• TASK TO COMPLETE: Copy every line in which the string "name" occurs.

• DATA ENTRIES:
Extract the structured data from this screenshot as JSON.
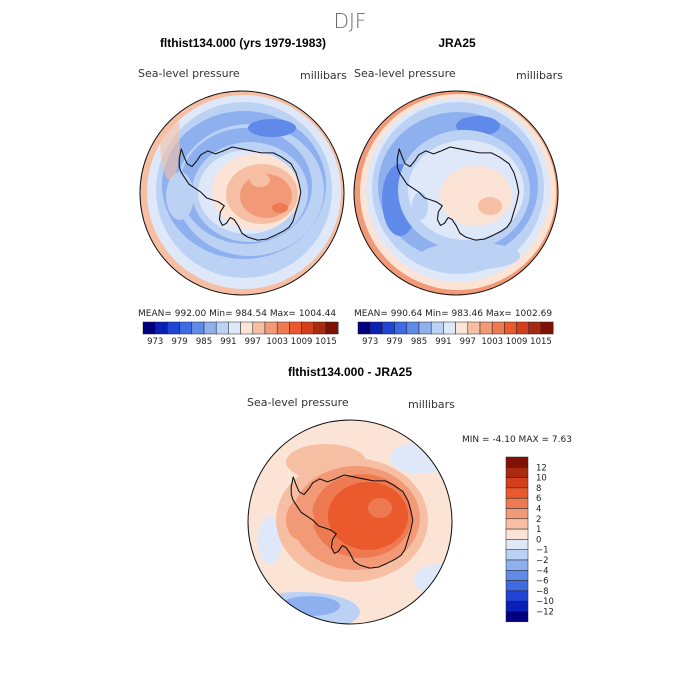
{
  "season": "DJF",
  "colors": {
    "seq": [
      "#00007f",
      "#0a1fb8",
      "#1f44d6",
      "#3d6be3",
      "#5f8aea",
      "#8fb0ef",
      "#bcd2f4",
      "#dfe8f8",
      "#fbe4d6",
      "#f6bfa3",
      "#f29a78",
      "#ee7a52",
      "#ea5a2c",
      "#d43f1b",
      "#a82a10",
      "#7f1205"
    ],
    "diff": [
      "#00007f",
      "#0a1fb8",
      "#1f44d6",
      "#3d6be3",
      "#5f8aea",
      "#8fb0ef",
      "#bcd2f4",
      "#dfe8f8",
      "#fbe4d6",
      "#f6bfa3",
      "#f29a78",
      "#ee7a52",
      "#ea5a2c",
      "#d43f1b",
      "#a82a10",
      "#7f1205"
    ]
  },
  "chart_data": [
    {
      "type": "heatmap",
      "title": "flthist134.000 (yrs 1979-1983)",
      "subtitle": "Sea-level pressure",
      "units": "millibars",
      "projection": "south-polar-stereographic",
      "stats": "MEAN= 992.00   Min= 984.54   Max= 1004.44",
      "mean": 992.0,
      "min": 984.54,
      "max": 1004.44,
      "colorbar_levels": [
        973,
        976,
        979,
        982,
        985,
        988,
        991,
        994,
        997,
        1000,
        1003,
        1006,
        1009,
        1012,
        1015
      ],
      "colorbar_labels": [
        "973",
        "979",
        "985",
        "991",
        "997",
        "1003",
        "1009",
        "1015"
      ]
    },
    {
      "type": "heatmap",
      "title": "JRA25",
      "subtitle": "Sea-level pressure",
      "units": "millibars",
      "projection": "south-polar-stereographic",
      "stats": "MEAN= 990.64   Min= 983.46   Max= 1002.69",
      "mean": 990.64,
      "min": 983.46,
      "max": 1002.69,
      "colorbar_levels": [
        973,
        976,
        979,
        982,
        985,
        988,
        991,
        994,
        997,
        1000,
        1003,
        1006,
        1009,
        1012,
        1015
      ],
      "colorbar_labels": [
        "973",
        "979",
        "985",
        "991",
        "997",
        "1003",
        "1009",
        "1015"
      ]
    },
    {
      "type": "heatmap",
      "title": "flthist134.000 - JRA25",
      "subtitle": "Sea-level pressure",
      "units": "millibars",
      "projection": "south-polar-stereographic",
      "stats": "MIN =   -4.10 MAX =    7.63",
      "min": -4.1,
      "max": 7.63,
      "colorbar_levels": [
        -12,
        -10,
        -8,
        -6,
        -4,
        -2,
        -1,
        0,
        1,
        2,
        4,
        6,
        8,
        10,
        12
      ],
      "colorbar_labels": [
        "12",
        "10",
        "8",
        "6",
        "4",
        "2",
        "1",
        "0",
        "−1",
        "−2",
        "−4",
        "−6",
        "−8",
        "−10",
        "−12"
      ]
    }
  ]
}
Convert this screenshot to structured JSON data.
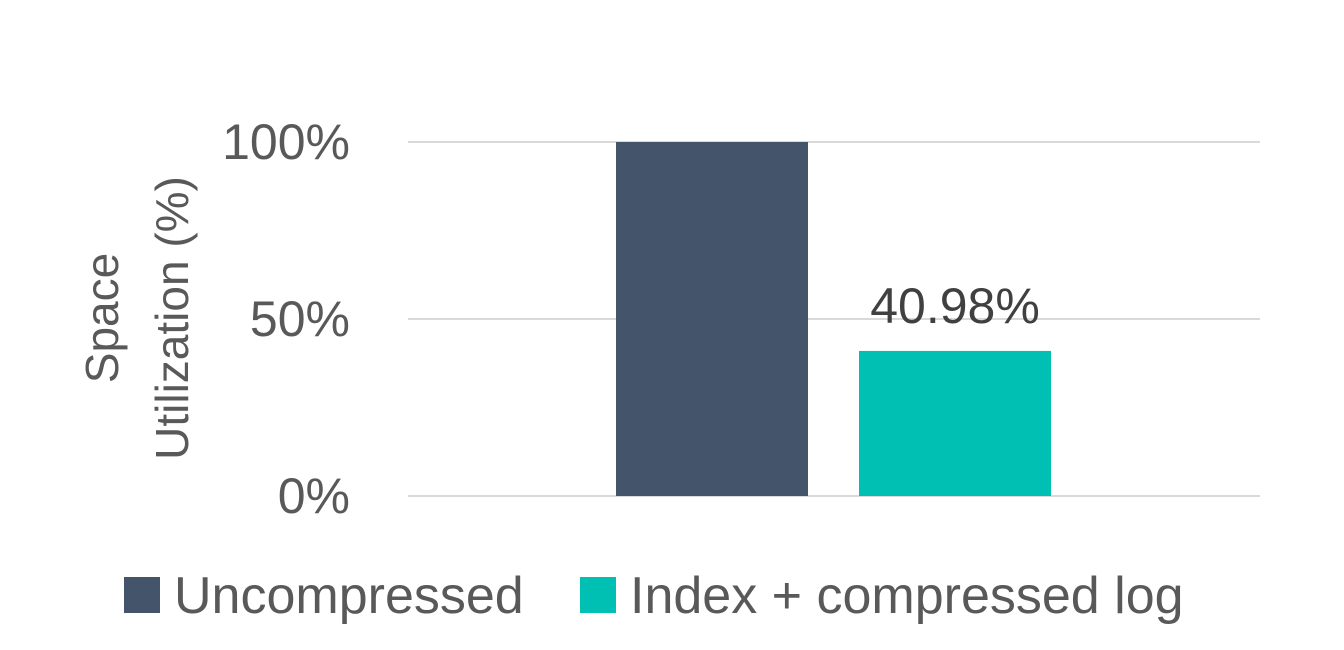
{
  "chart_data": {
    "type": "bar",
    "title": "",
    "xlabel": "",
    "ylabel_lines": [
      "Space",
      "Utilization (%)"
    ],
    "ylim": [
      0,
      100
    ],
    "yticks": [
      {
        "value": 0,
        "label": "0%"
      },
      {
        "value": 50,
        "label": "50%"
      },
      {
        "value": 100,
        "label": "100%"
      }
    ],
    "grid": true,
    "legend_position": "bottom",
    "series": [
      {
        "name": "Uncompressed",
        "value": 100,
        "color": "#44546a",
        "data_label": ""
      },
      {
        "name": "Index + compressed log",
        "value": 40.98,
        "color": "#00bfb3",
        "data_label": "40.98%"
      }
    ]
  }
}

---

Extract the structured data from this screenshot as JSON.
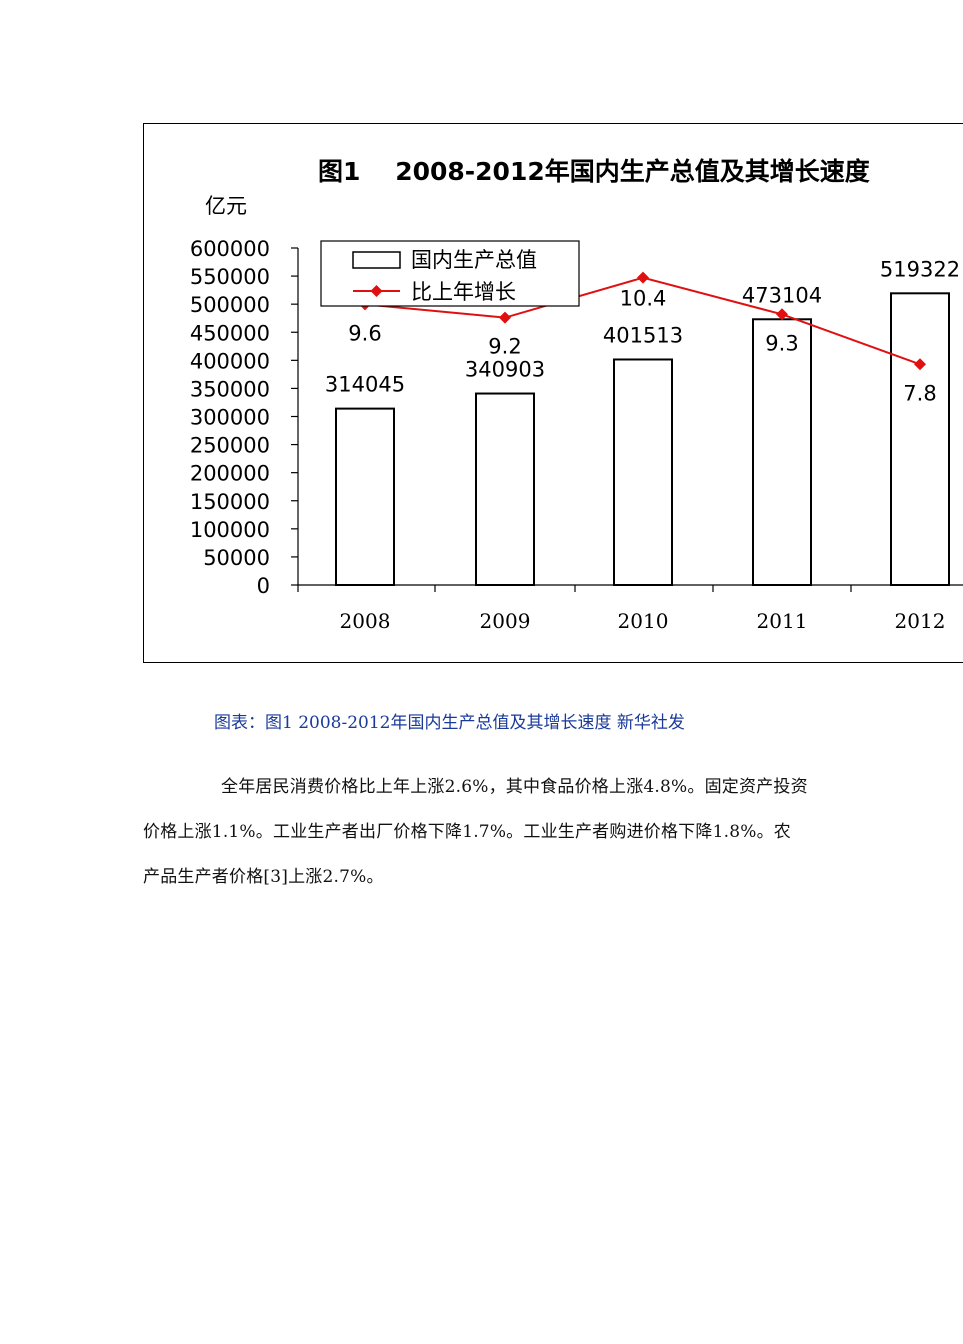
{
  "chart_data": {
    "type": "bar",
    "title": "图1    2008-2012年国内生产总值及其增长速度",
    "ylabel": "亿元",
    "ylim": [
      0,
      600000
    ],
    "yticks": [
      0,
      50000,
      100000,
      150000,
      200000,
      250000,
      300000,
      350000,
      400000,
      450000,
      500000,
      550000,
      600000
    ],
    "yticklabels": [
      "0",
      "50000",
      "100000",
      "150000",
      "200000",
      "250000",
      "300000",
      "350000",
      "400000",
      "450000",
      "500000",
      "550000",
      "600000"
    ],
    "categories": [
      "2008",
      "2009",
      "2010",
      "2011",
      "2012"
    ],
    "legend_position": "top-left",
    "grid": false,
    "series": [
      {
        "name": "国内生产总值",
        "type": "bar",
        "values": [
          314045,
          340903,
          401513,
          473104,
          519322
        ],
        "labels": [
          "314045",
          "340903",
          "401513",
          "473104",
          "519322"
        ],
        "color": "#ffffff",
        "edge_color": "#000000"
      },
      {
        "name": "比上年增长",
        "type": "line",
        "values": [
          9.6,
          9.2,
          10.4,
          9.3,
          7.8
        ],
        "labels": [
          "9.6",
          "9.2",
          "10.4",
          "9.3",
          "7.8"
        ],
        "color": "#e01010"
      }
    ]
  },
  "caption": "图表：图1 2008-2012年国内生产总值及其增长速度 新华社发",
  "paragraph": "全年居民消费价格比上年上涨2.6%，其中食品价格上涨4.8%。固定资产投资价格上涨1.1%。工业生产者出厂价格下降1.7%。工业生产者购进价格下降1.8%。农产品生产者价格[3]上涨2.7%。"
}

• RESULT FOR THIS TASK:
        "name": "Uncompressed",
        "name": "Index + compressed log",
        "name": "国内生产总值",
        "name": "比上年增长",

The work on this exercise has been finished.